THE REQUEST
Write the data out again, character for character, with no images.

☆ ☆ ☆ ☆ ☆

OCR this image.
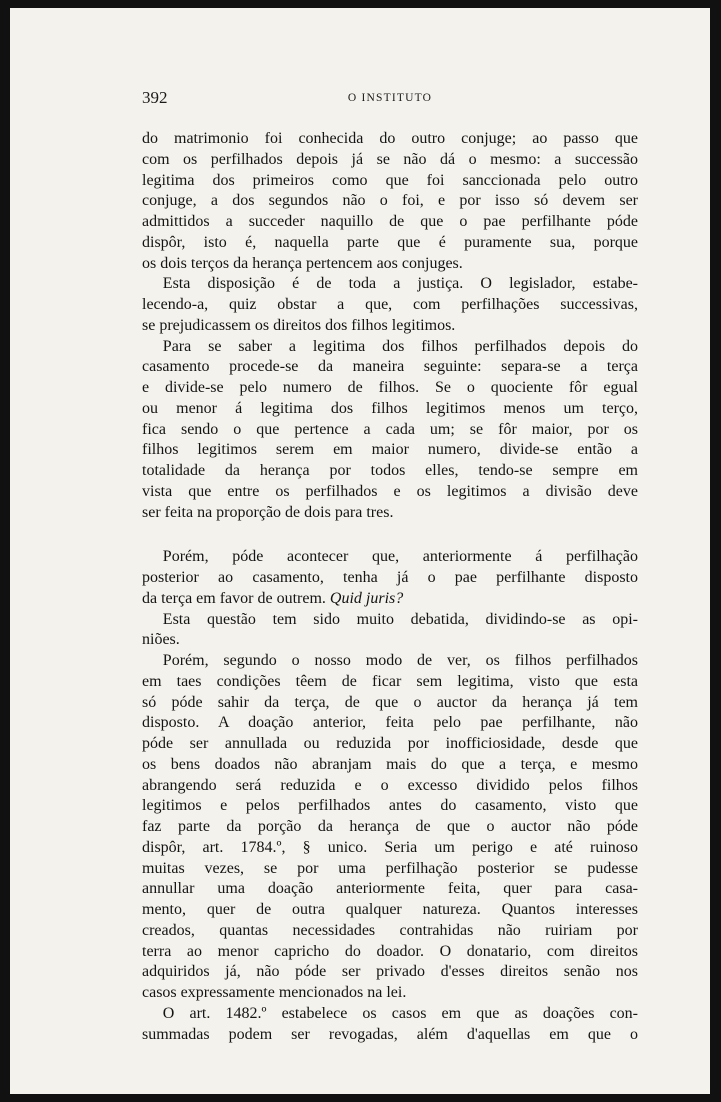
392	O INSTITUTO

do matrimonio foi conhecida do outro conjuge; ao passo que

com os perfilhados depois já se não dá o mesmo: a successão

legitima dos primeiros como que foi sanccionada pelo outro

conjuge, a dos segundos não o foi, e por isso só devem ser

admittidos a succeder naquillo de que o pae perfilhante póde

dispôr, isto é, naquella parte que é puramente sua, porque

os dois terços da herança pertencem aos conjuges.

Esta disposição é de toda a justiça. O legislador, estabe-

lecendo-a, quiz obstar a que, com perfilhações successivas,

se prejudicassem os direitos dos filhos legitimos.

Para se saber a legitima dos filhos perfilhados depois do

casamento procede-se da maneira seguinte: separa-se a terça

e divide-se pelo numero de filhos. Se o quociente fôr egual

ou menor á legitima dos filhos legitimos menos um terço,

fica sendo o que pertence a cada um; se fôr maior, por os

filhos legitimos serem em maior numero, divide-se então a

totalidade da herança por todos elles, tendo-se sempre em

vista que entre os perfilhados e os legitimos a divisão deve

ser feita na proporção de dois para tres.

Porém, póde acontecer que, anteriormente á perfilhação

posterior ao casamento, tenha já o pae perfilhante disposto

da terça em favor de outrem. Quid juris?

Esta questão tem sido muito debatida, dividindo-se as opi-

niões.

Porém, segundo o nosso modo de ver, os filhos perfilhados

em taes condições têem de ficar sem legitima, visto que esta

só póde sahir da terça, de que o auctor da herança já tem

disposto. A doação anterior, feita pelo pae perfilhante, não

póde ser annullada ou reduzida por inofficiosidade, desde que

os bens doados não abranjam mais do que a terça, e mesmo

abrangendo será reduzida e o excesso dividido pelos filhos

legitimos e pelos perfilhados antes do casamento, visto que

faz parte da porção da herança de que o auctor não póde

dispôr, art. 1784.º, § unico. Seria um perigo e até ruinoso

muitas vezes, se por uma perfilhação posterior se pudesse

annullar uma doação anteriormente feita, quer para casa-

mento, quer de outra qualquer natureza. Quantos interesses

creados, quantas necessidades contrahidas não ruiriam por

terra ao menor capricho do doador. O donatario, com direitos

adquiridos já, não póde ser privado d'esses direitos senão nos

casos expressamente mencionados na lei.

O art. 1482.º estabelece os casos em que as doações con-

summadas podem ser revogadas, além d'aquellas em que o
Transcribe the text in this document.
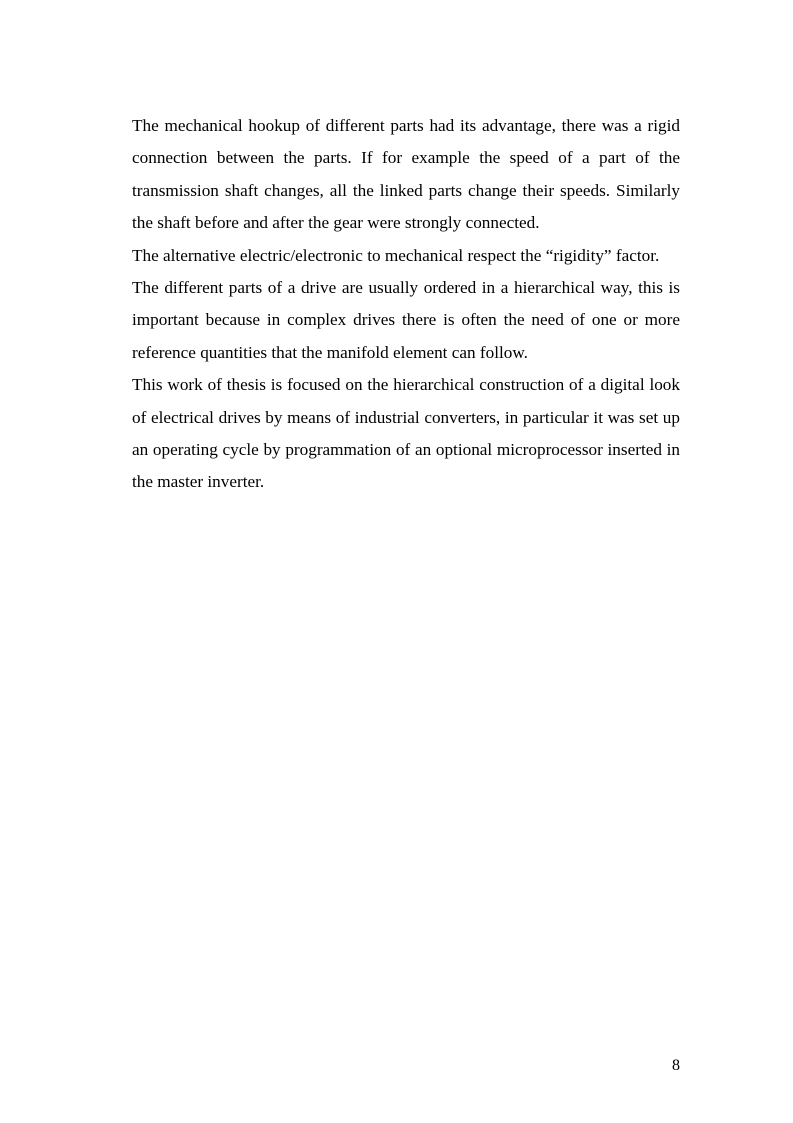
The mechanical hookup of different parts had its advantage, there was a rigid connection between the parts. If for example the speed of a part of the transmission shaft changes, all the linked parts change their speeds. Similarly the shaft before and after the gear were strongly connected.

The alternative electric/electronic to mechanical respect the “rigidity” factor.

The different parts of a drive are usually ordered in a hierarchical way, this is important because in complex drives there is often the need of one or more reference quantities that the manifold element can follow.

This work of thesis is focused on the hierarchical construction of a digital look of electrical drives by means of industrial converters, in particular it was set up an operating cycle by programmation of an optional microprocessor inserted in the master inverter.

8
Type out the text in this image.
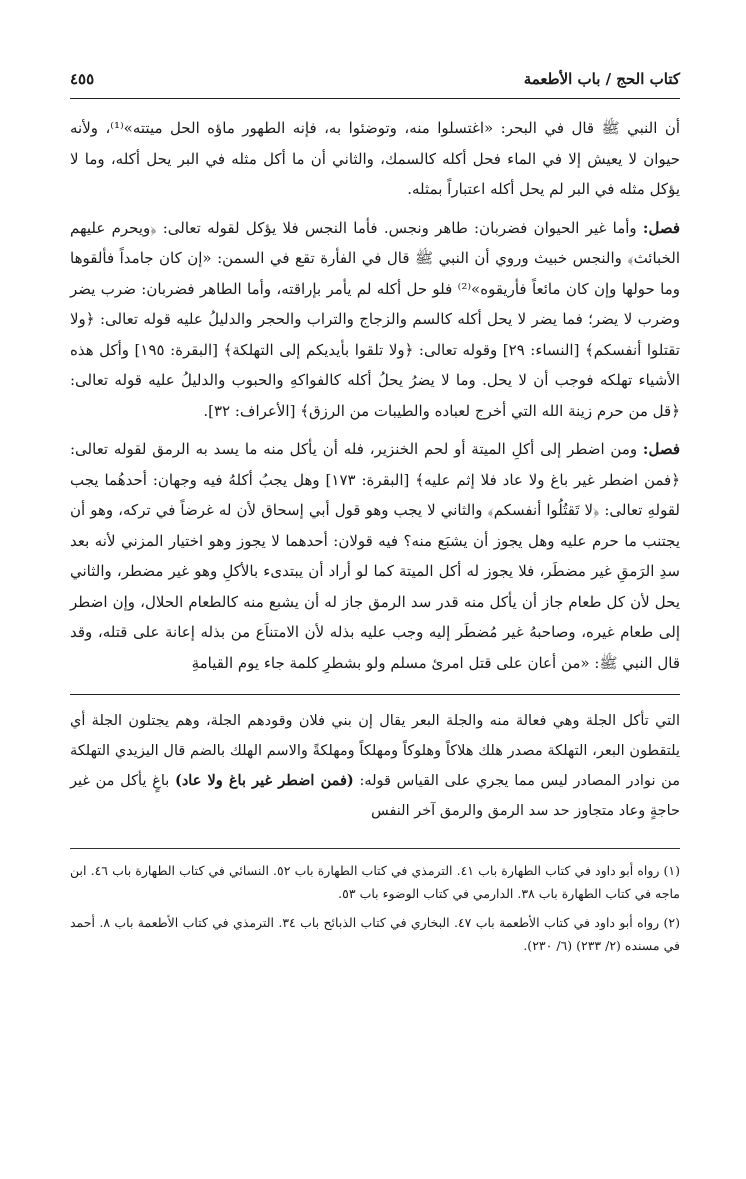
كتاب الحج / باب الأطعمة
٤٥٥

أن النبي ﷺ قال في البحر: «اغتسلوا منه، وتوضئوا به، فإنه الطهور ماؤه الحل ميتته»⁽¹⁾، ولأنه حيوان لا يعيش إلا في الماء فحل أكله كالسمك، والثاني أن ما أكل مثله في البر يحل أكله، وما لا يؤكل مثله في البر لم يحل أكله اعتباراً بمثله.

فصل: وأما غير الحيوان فضربان: طاهر ونجس. فأما النجس فلا يؤكل لقوله تعالى: ﴿ويحرم عليهم الخبائث﴾ والنجس خبيث وروي أن النبي ﷺ قال في الفأرة تقع في السمن: «إن كان جامداً فألقوها وما حولها وإن كان مائعاً فأريقوه»⁽²⁾ فلو حل أكله لم يأمر بإراقته، وأما الطاهر فضربان: ضرب يضر وضرب لا يضر؛ فما يضر لا يحل أكله كالسم والزجاج والتراب والحجر والدليلُ عليه قوله تعالى: ﴿ولا تقتلوا أنفسكم﴾ [النساء: ٢٩] وقوله تعالى: ﴿ولا تلقوا بأيديكم إلى التهلكة﴾ [البقرة: ١٩٥] وأكل هذه الأشياء تهلكه فوجب أن لا يحل. وما لا يضرُ يحلُ أكله كالفواكهِ والحبوب والدليلُ عليه قوله تعالى: ﴿قل من حرم زينة الله التي أخرج لعباده والطيبات من الرزق﴾ [الأعراف: ٣٢].

فصل: ومن اضطر إلى أكلِ الميتة أو لحم الخنزير، فله أن يأكل منه ما يسد به الرمق لقوله تعالى: ﴿فمن اضطر غير باغ ولا عاد فلا إثم عليه﴾ [البقرة: ١٧٣] وهل يجبُ أكلهُ فيه وجهان: أحدهُما يجب لقولهِ تعالى: ﴿لا تَقتُلُوا أنفسكم﴾ والثاني لا يجب وهو قول أبي إسحاق لأن له غرضاً في تركه، وهو أن يجتنب ما حرم عليه وهل يجوز أن يشبَع منه؟ فيه قولان: أحدهما لا يجوز وهو اختيار المزني لأنه بعد سدِ الرَمقِ غير مضطَر، فلا يجوز له أكل الميتة كما لو أراد أن يبتدىء بالأكلِ وهو غير مضطر، والثاني يحل لأن كل طعام جاز أن يأكل منه قدر سد الرمق جاز له أن يشبع منه كالطعام الحلال، وإن اضطر إلى طعام غيره، وصاحبهُ غير مُضطَر إليه وجب عليه بذله لأن الامتناَع من بذله إعانة على قتله، وقد قال النبي ﷺ: «من أعان على قتل امرئ مسلم ولو بشطرِ كلمة جاء يوم القيامةِ

التي تأكل الجلة وهي فعالة منه والجلة البعر يقال إن بني فلان وقودهم الجلة، وهم يجتلون الجلة أي يلتقطون البعر، التهلكة مصدر هلك هلاكاً وهلوكاً ومهلكاً ومهلكةً والاسم الهلك بالضم قال اليزيدي التهلكة من نوادر المصادر ليس مما يجري على القياس قوله: (فمن اضطر غير باغ ولا عاد) باغٍ يأكل من غير حاجةٍ وعاد متجاوز حد سد الرمق والرمق آخر النفس

(١) رواه أبو داود في كتاب الطهارة باب ٤١. الترمذي في كتاب الطهارة باب ٥٢. النسائي في كتاب الطهارة باب ٤٦. ابن ماجه في كتاب الطهارة باب ٣٨. الدارمي في كتاب الوضوء باب ٥٣.

(٢) رواه أبو داود في كتاب الأطعمة باب ٤٧. البخاري في كتاب الذبائح باب ٣٤. الترمذي في كتاب الأطعمة باب ٨. أحمد في مسنده (٢/ ٢٣٣) (٦/ ٢٣٠).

☆ ☆ ☆ ☆ ☆

TASK OUTPUT
OCR this image.
392	O INSTITUTO

do matrimonio foi conhecida do outro conjuge; ao passo que

com os perfilhados depois já se não dá o mesmo: a successão

legitima dos primeiros como que foi sanccionada pelo outro

conjuge, a dos segundos não o foi, e por isso só devem ser

admittidos a succeder naquillo de que o pae perfilhante póde

dispôr, isto é, naquella parte que é puramente sua, porque

os dois terços da herança pertencem aos conjuges.

Esta disposição é de toda a justiça. O legislador, estabe-

lecendo-a, quiz obstar a que, com perfilhações successivas,

se prejudicassem os direitos dos filhos legitimos.

Para se saber a legitima dos filhos perfilhados depois do

casamento procede-se da maneira seguinte: separa-se a terça

e divide-se pelo numero de filhos. Se o quociente fôr egual

ou menor á legitima dos filhos legitimos menos um terço,

fica sendo o que pertence a cada um; se fôr maior, por os

filhos legitimos serem em maior numero, divide-se então a

totalidade da herança por todos elles, tendo-se sempre em

vista que entre os perfilhados e os legitimos a divisão deve

ser feita na proporção de dois para tres.

Porém, póde acontecer que, anteriormente á perfilhação

posterior ao casamento, tenha já o pae perfilhante disposto

da terça em favor de outrem. Quid juris?

Esta questão tem sido muito debatida, dividindo-se as opi-

niões.

Porém, segundo o nosso modo de ver, os filhos perfilhados

em taes condições têem de ficar sem legitima, visto que esta

só póde sahir da terça, de que o auctor da herança já tem

disposto. A doação anterior, feita pelo pae perfilhante, não

póde ser annullada ou reduzida por inofficiosidade, desde que

os bens doados não abranjam mais do que a terça, e mesmo

abrangendo será reduzida e o excesso dividido pelos filhos

legitimos e pelos perfilhados antes do casamento, visto que

faz parte da porção da herança de que o auctor não póde

dispôr, art. 1784.º, § unico. Seria um perigo e até ruinoso

muitas vezes, se por uma perfilhação posterior se pudesse

annullar uma doação anteriormente feita, quer para casa-

mento, quer de outra qualquer natureza. Quantos interesses

creados, quantas necessidades contrahidas não ruiriam por

terra ao menor capricho do doador. O donatario, com direitos

adquiridos já, não póde ser privado d'esses direitos senão nos

casos expressamente mencionados na lei.

O art. 1482.º estabelece os casos em que as doações con-

summadas podem ser revogadas, além d'aquellas em que o
Transcribe the text in this document.
The mechanical hookup of different parts had its advantage, there was a rigid connection between the parts. If for example the speed of a part of the transmission shaft changes, all the linked parts change their speeds. Similarly the shaft before and after the gear were strongly connected.

The alternative electric/electronic to mechanical respect the “rigidity” factor.

The different parts of a drive are usually ordered in a hierarchical way, this is important because in complex drives there is often the need of one or more reference quantities that the manifold element can follow.

This work of thesis is focused on the hierarchical construction of a digital look of electrical drives by means of industrial converters, in particular it was set up an operating cycle by programmation of an optional microprocessor inserted in the master inverter.

8
Type out the text in this image.
كتاب الحج / باب الأطعمة
٤٥٥

أن النبي ﷺ قال في البحر: «اغتسلوا منه، وتوضئوا به، فإنه الطهور ماؤه الحل ميتته»⁽¹⁾، ولأنه حيوان لا يعيش إلا في الماء فحل أكله كالسمك، والثاني أن ما أكل مثله في البر يحل أكله، وما لا يؤكل مثله في البر لم يحل أكله اعتباراً بمثله.

فصل: وأما غير الحيوان فضربان: طاهر ونجس. فأما النجس فلا يؤكل لقوله تعالى: ﴿ويحرم عليهم الخبائث﴾ والنجس خبيث وروي أن النبي ﷺ قال في الفأرة تقع في السمن: «إن كان جامداً فألقوها وما حولها وإن كان مائعاً فأريقوه»⁽²⁾ فلو حل أكله لم يأمر بإراقته، وأما الطاهر فضربان: ضرب يضر وضرب لا يضر؛ فما يضر لا يحل أكله كالسم والزجاج والتراب والحجر والدليلُ عليه قوله تعالى: ﴿ولا تقتلوا أنفسكم﴾ [النساء: ٢٩] وقوله تعالى: ﴿ولا تلقوا بأيديكم إلى التهلكة﴾ [البقرة: ١٩٥] وأكل هذه الأشياء تهلكه فوجب أن لا يحل. وما لا يضرُ يحلُ أكله كالفواكهِ والحبوب والدليلُ عليه قوله تعالى: ﴿قل من حرم زينة الله التي أخرج لعباده والطيبات من الرزق﴾ [الأعراف: ٣٢].

فصل: ومن اضطر إلى أكلِ الميتة أو لحم الخنزير، فله أن يأكل منه ما يسد به الرمق لقوله تعالى: ﴿فمن اضطر غير باغ ولا عاد فلا إثم عليه﴾ [البقرة: ١٧٣] وهل يجبُ أكلهُ فيه وجهان: أحدهُما يجب لقولهِ تعالى: ﴿لا تَقتُلُوا أنفسكم﴾ والثاني لا يجب وهو قول أبي إسحاق لأن له غرضاً في تركه، وهو أن يجتنب ما حرم عليه وهل يجوز أن يشبَع منه؟ فيه قولان: أحدهما لا يجوز وهو اختيار المزني لأنه بعد سدِ الرَمقِ غير مضطَر، فلا يجوز له أكل الميتة كما لو أراد أن يبتدىء بالأكلِ وهو غير مضطر، والثاني يحل لأن كل طعام جاز أن يأكل منه قدر سد الرمق جاز له أن يشبع منه كالطعام الحلال، وإن اضطر إلى طعام غيره، وصاحبهُ غير مُضطَر إليه وجب عليه بذله لأن الامتناَع من بذله إعانة على قتله، وقد قال النبي ﷺ: «من أعان على قتل امرئ مسلم ولو بشطرِ كلمة جاء يوم القيامةِ

التي تأكل الجلة وهي فعالة منه والجلة البعر يقال إن بني فلان وقودهم الجلة، وهم يجتلون الجلة أي يلتقطون البعر، التهلكة مصدر هلك هلاكاً وهلوكاً ومهلكاً ومهلكةً والاسم الهلك بالضم قال اليزيدي التهلكة من نوادر المصادر ليس مما يجري على القياس قوله: (فمن اضطر غير باغ ولا عاد) باغٍ يأكل من غير حاجةٍ وعاد متجاوز حد سد الرمق والرمق آخر النفس

(١) رواه أبو داود في كتاب الطهارة باب ٤١. الترمذي في كتاب الطهارة باب ٥٢. النسائي في كتاب الطهارة باب ٤٦. ابن ماجه في كتاب الطهارة باب ٣٨. الدارمي في كتاب الوضوء باب ٥٣.

(٢) رواه أبو داود في كتاب الأطعمة باب ٤٧. البخاري في كتاب الذبائح باب ٣٤. الترمذي في كتاب الأطعمة باب ٨. أحمد في مسنده (٢/ ٢٣٣) (٦/ ٢٣٠).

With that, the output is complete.